## Written problem
Determine which lines contain the word "name", then copy those lines.

## Rows from a dataset
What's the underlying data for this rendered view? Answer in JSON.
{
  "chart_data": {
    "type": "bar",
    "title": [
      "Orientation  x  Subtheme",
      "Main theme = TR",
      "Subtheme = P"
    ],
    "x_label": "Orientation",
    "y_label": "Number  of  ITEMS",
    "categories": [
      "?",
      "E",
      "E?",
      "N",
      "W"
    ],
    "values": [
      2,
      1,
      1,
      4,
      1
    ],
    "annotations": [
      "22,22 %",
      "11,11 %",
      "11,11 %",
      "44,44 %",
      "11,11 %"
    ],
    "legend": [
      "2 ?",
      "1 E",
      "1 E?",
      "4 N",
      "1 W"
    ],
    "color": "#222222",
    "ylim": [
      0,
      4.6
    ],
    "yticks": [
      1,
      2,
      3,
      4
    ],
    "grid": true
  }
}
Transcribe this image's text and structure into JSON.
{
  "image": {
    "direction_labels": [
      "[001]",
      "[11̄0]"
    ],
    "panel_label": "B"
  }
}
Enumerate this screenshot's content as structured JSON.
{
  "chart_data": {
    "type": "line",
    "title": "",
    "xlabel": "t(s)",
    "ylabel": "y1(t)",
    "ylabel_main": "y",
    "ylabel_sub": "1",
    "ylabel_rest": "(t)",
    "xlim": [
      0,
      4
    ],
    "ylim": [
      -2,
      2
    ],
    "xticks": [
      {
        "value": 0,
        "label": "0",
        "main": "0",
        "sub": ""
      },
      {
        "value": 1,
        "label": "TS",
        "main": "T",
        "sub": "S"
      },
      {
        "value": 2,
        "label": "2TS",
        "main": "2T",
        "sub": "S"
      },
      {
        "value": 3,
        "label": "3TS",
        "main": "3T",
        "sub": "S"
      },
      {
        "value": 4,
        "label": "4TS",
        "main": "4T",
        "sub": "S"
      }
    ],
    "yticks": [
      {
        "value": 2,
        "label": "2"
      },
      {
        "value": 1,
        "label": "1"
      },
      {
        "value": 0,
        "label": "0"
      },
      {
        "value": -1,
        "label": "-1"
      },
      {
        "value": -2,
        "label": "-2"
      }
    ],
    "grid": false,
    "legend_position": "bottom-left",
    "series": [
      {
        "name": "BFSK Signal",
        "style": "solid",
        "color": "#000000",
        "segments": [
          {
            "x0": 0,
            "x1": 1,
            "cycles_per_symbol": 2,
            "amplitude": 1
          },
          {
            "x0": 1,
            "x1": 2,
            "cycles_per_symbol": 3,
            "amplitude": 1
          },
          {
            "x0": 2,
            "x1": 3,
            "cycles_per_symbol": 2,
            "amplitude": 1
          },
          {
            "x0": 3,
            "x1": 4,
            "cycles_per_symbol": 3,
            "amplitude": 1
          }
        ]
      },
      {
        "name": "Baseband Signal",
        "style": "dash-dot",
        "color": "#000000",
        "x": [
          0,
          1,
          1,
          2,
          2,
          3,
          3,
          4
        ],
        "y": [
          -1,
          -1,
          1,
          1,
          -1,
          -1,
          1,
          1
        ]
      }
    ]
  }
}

## Answer for this exercise
        "name": "BFSK Signal",
        "name": "Baseband Signal",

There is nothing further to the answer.